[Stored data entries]

● ● ● ● ● ● ●

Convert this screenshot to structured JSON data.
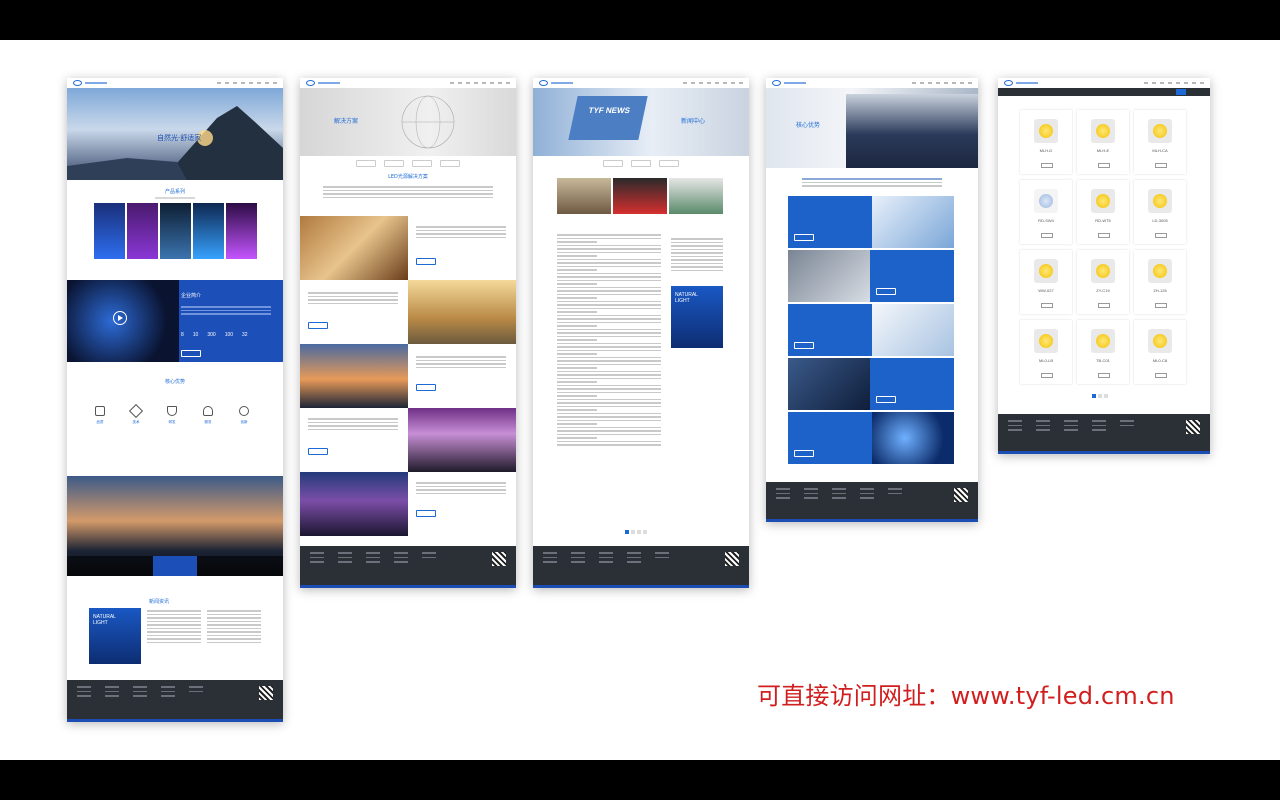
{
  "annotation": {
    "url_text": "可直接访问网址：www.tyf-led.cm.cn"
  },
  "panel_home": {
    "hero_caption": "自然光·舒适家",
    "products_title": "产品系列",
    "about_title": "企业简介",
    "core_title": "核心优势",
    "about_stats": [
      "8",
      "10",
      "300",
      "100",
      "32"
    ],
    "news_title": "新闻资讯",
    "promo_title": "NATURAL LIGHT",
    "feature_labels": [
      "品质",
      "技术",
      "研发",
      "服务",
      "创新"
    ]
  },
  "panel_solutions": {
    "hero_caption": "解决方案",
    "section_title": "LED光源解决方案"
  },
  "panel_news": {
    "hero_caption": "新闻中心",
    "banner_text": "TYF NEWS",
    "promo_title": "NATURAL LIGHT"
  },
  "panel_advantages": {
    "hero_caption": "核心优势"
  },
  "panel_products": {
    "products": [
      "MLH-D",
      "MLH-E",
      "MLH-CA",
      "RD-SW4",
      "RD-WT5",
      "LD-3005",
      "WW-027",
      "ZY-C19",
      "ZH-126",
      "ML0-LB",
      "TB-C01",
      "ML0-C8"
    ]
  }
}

● ● ● ● ● ● ●

* **What the task asks**:
Above are the records. Copy every line in them holding "LIGHT".

* **Result of the task**:
    "promo_title": "NATURAL LIGHT",
    "promo_title": "NATURAL LIGHT"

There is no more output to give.